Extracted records
____________________

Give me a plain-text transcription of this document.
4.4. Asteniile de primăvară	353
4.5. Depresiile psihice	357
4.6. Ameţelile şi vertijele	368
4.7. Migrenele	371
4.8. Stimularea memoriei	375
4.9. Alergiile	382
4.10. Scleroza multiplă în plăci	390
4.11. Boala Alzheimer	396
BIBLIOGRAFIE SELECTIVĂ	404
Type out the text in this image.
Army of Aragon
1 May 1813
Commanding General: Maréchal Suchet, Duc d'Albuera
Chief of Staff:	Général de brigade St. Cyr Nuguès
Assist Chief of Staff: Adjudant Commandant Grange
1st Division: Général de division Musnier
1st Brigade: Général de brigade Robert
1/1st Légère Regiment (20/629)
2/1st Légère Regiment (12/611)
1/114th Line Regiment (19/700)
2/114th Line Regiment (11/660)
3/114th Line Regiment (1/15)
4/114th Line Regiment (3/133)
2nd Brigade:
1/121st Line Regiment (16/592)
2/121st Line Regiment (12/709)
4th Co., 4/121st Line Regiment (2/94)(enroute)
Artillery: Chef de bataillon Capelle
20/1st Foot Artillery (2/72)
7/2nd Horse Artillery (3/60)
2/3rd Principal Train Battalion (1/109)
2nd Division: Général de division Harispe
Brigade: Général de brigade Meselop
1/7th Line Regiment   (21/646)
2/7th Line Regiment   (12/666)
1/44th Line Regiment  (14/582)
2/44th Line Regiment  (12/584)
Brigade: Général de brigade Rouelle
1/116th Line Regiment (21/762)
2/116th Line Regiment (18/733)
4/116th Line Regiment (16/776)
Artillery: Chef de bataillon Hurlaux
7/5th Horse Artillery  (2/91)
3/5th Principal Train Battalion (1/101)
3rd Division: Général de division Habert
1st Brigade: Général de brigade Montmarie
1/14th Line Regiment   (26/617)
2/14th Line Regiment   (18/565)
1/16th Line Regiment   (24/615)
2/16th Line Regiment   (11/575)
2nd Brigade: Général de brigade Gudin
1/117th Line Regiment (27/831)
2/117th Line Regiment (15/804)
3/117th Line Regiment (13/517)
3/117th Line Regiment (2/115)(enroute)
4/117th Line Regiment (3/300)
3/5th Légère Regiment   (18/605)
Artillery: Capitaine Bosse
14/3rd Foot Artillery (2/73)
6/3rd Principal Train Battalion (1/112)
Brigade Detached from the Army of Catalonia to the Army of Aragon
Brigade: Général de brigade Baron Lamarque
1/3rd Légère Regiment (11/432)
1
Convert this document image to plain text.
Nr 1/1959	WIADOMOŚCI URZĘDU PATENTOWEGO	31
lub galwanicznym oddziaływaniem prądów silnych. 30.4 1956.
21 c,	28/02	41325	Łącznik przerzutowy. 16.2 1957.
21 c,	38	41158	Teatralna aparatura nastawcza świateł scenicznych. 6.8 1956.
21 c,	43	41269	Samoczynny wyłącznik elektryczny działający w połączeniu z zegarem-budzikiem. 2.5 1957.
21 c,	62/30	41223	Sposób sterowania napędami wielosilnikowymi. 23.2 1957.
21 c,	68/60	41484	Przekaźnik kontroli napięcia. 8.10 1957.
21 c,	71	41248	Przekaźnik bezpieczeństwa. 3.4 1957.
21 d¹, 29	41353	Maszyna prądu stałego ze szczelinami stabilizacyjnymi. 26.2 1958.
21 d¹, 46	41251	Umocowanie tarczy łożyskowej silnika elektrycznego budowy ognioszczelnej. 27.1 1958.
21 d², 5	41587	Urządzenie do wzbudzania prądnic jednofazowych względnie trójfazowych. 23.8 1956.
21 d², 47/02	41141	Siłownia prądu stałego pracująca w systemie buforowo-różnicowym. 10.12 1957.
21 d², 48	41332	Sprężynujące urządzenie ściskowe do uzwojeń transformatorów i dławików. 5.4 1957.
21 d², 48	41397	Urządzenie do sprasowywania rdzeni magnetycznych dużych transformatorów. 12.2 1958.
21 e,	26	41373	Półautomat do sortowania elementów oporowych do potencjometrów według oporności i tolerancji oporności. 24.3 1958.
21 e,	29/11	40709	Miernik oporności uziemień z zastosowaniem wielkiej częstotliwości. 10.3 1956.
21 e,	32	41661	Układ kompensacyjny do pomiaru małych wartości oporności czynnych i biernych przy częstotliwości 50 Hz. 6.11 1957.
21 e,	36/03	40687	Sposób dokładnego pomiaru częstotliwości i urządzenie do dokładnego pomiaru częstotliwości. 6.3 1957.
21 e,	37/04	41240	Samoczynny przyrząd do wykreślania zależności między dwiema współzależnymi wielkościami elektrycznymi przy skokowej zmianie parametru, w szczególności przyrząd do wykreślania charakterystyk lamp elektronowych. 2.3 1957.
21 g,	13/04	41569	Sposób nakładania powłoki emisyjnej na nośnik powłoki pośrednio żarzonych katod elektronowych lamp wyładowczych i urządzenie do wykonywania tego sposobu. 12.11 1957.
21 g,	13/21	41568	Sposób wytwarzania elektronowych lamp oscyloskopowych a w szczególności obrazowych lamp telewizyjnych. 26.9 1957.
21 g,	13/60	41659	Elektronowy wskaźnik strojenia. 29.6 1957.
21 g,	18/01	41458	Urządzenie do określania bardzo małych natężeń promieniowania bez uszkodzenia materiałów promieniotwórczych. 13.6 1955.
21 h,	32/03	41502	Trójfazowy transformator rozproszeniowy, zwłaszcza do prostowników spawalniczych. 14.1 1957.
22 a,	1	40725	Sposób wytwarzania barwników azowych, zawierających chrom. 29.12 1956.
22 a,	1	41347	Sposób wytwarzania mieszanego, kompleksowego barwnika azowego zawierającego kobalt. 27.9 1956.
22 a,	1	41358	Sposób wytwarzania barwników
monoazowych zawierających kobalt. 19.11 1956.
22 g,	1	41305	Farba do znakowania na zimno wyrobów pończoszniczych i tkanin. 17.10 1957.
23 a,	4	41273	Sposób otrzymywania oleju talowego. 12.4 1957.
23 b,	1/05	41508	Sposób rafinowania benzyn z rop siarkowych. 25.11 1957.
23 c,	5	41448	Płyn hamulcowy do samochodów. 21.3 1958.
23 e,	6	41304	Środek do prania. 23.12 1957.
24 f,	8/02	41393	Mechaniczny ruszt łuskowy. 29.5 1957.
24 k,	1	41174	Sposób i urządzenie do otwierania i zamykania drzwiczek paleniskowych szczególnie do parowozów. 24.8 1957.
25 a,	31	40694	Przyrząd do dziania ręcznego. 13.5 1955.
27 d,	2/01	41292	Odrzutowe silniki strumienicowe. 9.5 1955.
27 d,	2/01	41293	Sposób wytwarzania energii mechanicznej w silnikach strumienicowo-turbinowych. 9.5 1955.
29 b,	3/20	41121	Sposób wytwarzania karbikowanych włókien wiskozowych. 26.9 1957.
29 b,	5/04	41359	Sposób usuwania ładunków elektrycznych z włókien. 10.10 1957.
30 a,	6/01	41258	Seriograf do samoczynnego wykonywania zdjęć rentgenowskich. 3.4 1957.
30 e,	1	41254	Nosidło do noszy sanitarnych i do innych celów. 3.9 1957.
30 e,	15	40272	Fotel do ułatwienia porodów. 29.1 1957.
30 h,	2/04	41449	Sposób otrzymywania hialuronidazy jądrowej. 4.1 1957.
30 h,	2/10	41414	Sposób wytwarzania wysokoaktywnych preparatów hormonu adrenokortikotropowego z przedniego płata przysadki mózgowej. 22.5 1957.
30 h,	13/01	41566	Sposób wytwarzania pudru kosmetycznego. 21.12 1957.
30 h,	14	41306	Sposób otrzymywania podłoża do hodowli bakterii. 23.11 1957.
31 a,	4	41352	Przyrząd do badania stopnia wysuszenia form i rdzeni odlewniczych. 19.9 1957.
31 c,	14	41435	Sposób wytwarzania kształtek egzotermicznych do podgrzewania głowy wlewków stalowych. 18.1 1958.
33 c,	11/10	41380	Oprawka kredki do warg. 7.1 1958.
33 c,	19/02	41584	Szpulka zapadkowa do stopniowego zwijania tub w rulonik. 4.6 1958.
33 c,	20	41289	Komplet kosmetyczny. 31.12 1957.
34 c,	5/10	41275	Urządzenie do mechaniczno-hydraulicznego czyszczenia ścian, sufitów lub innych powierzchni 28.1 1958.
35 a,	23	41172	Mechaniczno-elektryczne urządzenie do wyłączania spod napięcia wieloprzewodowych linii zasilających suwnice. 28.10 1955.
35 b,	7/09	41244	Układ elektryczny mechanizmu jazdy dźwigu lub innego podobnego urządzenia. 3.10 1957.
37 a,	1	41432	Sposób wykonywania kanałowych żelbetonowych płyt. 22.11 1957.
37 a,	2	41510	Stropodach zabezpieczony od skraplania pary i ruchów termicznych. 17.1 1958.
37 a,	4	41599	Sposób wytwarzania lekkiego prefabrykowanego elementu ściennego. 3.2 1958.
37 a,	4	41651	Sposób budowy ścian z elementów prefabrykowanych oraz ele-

____________________

**WHAT YOU NEED TO DO**: Search the lines for the string "Général" and copy every line that has it.

**REPLY**:
Chief of Staff:	Général de brigade St. Cyr Nuguès
1st Division: Général de division Musnier
1st Brigade: Général de brigade Robert
2nd Division: Général de division Harispe
Brigade: Général de brigade Meselop
Brigade: Général de brigade Rouelle
3rd Division: Général de division Habert
1st Brigade: Général de brigade Montmarie
2nd Brigade: Général de brigade Gudin
Brigade: Général de brigade Baron Lamarque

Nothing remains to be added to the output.